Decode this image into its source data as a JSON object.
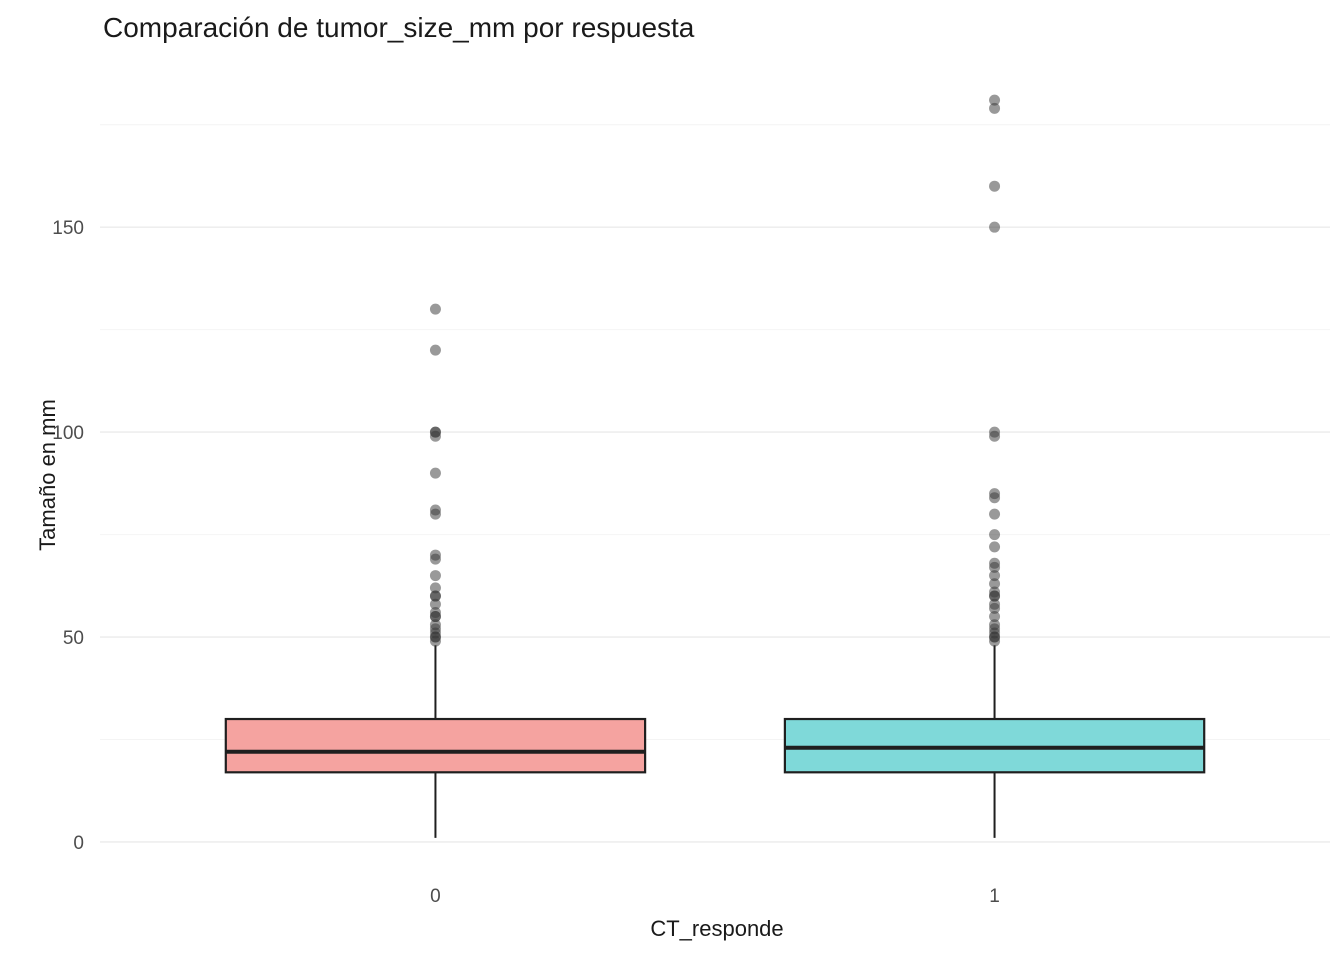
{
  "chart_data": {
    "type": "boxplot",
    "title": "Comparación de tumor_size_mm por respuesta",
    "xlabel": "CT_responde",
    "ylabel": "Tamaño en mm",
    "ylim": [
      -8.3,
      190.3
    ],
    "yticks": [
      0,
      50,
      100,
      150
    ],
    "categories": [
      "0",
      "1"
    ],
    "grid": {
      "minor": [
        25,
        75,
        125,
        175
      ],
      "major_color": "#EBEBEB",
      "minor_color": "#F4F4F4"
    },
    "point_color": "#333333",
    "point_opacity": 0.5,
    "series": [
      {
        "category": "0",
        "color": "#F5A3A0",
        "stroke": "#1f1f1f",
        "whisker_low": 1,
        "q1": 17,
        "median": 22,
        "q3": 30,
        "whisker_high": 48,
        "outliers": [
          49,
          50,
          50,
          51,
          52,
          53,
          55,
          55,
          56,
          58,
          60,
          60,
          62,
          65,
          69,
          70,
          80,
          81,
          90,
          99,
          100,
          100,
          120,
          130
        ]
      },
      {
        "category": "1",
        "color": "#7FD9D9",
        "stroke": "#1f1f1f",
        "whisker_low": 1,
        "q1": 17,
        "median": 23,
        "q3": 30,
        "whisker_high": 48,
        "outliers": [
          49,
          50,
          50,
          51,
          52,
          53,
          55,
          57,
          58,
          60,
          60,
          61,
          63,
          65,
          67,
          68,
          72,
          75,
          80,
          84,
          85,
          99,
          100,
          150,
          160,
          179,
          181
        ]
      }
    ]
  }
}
# # # # # # #
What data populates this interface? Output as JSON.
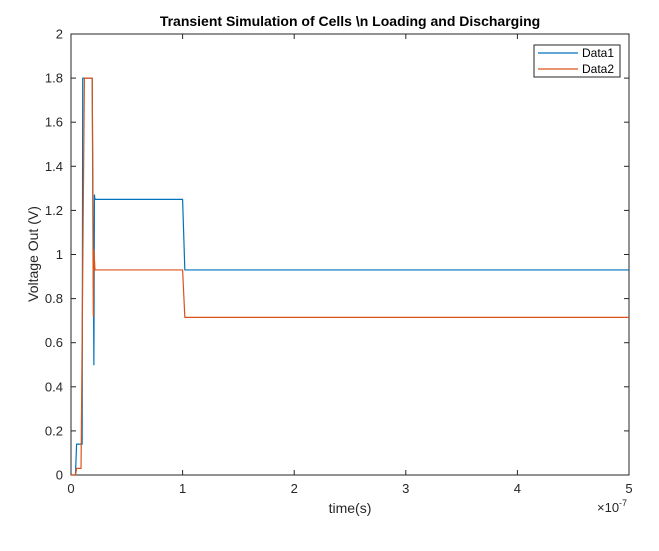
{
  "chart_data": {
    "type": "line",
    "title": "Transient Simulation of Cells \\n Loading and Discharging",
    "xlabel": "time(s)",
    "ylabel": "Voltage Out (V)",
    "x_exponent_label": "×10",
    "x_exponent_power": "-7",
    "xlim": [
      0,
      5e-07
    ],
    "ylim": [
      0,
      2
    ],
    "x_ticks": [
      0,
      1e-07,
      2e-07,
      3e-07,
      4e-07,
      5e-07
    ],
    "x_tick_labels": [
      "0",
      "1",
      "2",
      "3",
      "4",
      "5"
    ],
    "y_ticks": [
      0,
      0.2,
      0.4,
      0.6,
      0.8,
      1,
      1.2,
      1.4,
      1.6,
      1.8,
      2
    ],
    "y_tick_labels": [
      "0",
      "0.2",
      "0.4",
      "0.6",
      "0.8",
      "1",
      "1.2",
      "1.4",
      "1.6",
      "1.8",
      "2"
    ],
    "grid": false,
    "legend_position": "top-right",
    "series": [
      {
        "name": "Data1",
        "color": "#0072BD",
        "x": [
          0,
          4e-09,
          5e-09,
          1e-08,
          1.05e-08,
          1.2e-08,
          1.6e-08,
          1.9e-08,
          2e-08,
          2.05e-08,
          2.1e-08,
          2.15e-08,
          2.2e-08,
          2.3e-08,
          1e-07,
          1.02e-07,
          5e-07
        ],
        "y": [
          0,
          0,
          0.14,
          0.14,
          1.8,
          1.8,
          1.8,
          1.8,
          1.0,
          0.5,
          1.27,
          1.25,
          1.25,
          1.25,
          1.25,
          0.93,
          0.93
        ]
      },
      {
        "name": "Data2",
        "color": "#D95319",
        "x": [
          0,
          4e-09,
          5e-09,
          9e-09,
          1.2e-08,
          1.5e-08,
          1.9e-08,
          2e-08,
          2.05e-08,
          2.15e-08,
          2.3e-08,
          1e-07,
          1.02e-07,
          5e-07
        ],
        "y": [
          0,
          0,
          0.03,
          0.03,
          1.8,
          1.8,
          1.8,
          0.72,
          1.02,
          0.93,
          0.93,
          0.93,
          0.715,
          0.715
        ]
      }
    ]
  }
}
# # # # # # #
• [Directions]: Establish how many lines of the material above hold the word "this". Nothing but the count should be returned.

• [Your response]: 2